--- Start DATA PROVIDED ---
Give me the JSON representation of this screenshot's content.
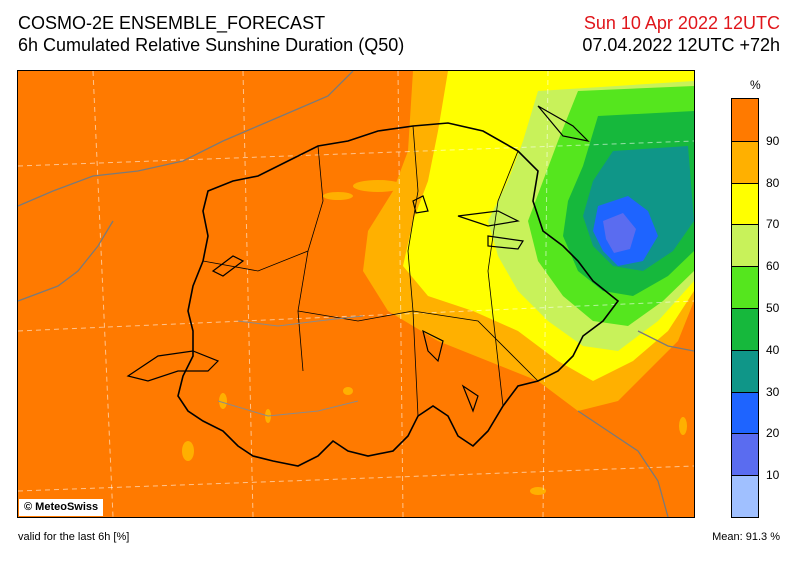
{
  "header": {
    "model_title": "COSMO-2E ENSEMBLE_FORECAST",
    "parameter": "6h Cumulated Relative Sunshine Duration (Q50)",
    "valid_time": "Sun 10 Apr 2022 12UTC",
    "run_time": "07.04.2022 12UTC +72h"
  },
  "map": {
    "copyright": "© MeteoSwiss"
  },
  "legend": {
    "unit": "%",
    "classes": [
      {
        "label": "",
        "color": "#ff7a00"
      },
      {
        "label": "90",
        "color": "#ffb000"
      },
      {
        "label": "80",
        "color": "#ffff00"
      },
      {
        "label": "70",
        "color": "#c8f25a"
      },
      {
        "label": "60",
        "color": "#55e61e"
      },
      {
        "label": "50",
        "color": "#16b83c"
      },
      {
        "label": "40",
        "color": "#0f9688"
      },
      {
        "label": "30",
        "color": "#1e64ff"
      },
      {
        "label": "20",
        "color": "#5a6cf0"
      },
      {
        "label": "10",
        "color": "#a0c0ff"
      }
    ]
  },
  "footer": {
    "validity_note": "valid for the last 6h [%]",
    "mean": "Mean:  91.3 %"
  }
}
--- End DATA PROVIDED ---
WHAT NEEDS TO BE DONE: Restate the data above word for word. Skip every picture.

ANSWER TO THIS PROBLEM:
Give me the JSON representation of this screenshot's content.
{
  "header": {
    "model_title": "COSMO-2E ENSEMBLE_FORECAST",
    "parameter": "6h Cumulated Relative Sunshine Duration (Q50)",
    "valid_time": "Sun 10 Apr 2022 12UTC",
    "run_time": "07.04.2022 12UTC +72h"
  },
  "map": {
    "copyright": "© MeteoSwiss"
  },
  "legend": {
    "unit": "%",
    "classes": [
      {
        "label": "",
        "color": "#ff7a00"
      },
      {
        "label": "90",
        "color": "#ffb000"
      },
      {
        "label": "80",
        "color": "#ffff00"
      },
      {
        "label": "70",
        "color": "#c8f25a"
      },
      {
        "label": "60",
        "color": "#55e61e"
      },
      {
        "label": "50",
        "color": "#16b83c"
      },
      {
        "label": "40",
        "color": "#0f9688"
      },
      {
        "label": "30",
        "color": "#1e64ff"
      },
      {
        "label": "20",
        "color": "#5a6cf0"
      },
      {
        "label": "10",
        "color": "#a0c0ff"
      }
    ]
  },
  "footer": {
    "validity_note": "valid for the last 6h [%]",
    "mean": "Mean:  91.3 %"
  }
}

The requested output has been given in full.